### AIM
Reproduce, word for word, every line starting at the line that contains "OCR this image." and ending with the final line of the entries.

### AVAILABLE RECORDS
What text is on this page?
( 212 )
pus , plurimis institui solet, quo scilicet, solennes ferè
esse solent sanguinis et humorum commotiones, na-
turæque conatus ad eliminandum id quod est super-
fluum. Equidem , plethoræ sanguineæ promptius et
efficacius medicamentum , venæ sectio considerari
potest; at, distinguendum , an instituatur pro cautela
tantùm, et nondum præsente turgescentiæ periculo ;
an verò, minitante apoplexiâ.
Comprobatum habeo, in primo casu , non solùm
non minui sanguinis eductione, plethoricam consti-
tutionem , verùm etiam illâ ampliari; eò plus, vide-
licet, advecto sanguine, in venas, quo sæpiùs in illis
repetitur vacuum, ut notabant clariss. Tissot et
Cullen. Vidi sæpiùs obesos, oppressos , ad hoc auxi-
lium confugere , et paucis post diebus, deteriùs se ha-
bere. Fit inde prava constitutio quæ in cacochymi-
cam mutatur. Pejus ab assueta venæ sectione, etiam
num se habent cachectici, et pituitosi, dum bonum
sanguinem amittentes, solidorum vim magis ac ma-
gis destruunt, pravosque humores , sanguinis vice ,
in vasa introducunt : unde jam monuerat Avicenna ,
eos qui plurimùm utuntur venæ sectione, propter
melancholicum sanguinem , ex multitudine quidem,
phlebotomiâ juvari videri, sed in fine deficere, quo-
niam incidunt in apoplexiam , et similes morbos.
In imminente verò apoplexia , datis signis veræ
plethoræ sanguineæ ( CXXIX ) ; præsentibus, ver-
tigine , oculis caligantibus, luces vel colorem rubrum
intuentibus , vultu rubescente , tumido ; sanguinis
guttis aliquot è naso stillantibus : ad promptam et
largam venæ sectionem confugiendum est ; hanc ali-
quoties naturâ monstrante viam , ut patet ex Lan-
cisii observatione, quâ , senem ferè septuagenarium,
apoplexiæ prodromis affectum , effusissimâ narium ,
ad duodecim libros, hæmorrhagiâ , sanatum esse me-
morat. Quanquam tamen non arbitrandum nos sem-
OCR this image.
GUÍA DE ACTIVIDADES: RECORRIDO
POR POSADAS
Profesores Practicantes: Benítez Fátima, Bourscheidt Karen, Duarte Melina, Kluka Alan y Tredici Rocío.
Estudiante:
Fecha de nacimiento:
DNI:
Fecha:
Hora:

### OUTPUT
OCR this image.
GUÍA DE ACTIVIDADES: RECORRIDO
POR POSADAS
Profesores Practicantes: Benítez Fátima, Bourscheidt Karen, Duarte Melina, Kluka Alan y Tredici Rocío.
Estudiante:
Fecha de nacimiento:
DNI:
Fecha:
Hora:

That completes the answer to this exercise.